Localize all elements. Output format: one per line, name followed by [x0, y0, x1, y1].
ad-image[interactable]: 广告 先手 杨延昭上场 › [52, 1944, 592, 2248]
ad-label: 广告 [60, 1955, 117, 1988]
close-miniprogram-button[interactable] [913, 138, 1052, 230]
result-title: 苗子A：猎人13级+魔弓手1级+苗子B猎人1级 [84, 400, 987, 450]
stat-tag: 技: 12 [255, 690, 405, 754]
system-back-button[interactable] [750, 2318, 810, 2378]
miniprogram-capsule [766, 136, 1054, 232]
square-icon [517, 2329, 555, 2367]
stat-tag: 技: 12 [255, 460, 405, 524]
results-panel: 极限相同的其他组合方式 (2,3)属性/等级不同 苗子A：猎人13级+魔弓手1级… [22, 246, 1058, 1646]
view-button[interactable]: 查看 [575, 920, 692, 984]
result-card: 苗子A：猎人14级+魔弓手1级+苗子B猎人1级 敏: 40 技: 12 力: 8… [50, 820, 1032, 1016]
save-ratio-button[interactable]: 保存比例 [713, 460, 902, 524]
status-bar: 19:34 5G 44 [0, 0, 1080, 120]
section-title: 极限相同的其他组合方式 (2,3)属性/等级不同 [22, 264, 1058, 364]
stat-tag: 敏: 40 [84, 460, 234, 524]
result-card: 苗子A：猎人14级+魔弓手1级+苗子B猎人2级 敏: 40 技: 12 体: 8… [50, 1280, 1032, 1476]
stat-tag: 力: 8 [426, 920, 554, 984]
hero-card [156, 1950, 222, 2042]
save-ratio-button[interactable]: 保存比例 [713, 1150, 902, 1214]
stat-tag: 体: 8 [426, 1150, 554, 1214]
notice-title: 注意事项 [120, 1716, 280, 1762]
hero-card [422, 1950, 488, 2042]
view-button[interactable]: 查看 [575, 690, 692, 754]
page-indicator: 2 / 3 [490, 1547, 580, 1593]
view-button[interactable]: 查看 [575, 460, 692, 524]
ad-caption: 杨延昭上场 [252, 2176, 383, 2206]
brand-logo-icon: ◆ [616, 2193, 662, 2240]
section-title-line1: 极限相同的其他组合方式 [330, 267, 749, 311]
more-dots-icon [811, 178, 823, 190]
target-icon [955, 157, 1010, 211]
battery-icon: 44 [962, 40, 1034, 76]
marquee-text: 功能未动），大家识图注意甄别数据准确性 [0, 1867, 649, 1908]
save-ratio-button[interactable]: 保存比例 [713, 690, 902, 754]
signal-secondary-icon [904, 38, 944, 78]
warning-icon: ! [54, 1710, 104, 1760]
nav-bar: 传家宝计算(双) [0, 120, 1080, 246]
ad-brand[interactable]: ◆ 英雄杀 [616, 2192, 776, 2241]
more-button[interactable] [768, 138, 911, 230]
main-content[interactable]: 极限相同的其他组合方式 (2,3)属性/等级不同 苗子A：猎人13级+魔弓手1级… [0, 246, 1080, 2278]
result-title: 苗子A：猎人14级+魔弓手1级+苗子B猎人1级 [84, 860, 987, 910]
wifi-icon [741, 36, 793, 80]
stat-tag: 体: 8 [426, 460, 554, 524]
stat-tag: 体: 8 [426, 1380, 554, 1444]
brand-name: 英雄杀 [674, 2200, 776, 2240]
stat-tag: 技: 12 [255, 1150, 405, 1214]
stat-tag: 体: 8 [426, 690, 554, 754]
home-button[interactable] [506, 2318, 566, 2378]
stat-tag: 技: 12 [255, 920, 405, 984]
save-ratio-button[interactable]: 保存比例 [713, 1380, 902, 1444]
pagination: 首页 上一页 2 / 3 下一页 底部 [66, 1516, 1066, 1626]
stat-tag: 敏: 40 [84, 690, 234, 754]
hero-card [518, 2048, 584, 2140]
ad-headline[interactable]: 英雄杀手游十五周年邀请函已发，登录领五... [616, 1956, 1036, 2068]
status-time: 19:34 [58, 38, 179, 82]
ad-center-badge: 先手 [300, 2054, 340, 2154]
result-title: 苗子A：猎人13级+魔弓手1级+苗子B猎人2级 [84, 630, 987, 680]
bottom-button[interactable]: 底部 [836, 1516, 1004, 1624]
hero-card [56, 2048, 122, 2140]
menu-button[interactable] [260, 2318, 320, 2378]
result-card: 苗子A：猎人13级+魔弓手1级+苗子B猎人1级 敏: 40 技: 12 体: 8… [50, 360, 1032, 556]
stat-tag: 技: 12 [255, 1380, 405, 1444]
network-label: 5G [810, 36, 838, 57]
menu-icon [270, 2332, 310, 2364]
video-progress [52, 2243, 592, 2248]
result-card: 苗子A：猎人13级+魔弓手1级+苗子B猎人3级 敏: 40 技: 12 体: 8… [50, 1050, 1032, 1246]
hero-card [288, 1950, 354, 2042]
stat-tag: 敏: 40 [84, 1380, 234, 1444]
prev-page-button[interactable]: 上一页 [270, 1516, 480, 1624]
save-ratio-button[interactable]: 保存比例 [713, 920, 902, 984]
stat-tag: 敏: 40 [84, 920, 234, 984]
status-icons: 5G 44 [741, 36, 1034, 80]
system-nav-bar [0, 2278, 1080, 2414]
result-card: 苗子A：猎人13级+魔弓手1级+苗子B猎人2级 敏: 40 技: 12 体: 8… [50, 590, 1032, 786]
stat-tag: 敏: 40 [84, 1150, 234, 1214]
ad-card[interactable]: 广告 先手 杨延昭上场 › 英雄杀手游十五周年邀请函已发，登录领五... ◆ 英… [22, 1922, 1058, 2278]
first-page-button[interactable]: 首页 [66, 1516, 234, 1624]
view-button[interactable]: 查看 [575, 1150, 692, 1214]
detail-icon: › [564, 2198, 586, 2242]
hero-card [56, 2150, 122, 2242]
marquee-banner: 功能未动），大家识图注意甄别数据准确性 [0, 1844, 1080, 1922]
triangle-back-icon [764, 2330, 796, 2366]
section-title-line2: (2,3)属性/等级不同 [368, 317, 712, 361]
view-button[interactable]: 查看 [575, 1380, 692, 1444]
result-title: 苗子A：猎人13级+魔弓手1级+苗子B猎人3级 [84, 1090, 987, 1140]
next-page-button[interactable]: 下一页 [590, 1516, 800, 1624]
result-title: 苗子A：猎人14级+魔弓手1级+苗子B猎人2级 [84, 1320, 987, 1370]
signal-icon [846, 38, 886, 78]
+ + + + + + +
▸ Directive
Count the lines of the material above that contain the string "status", treating uppercase and lowercase as different, and give only the number.

▸ Reply to the exercise
3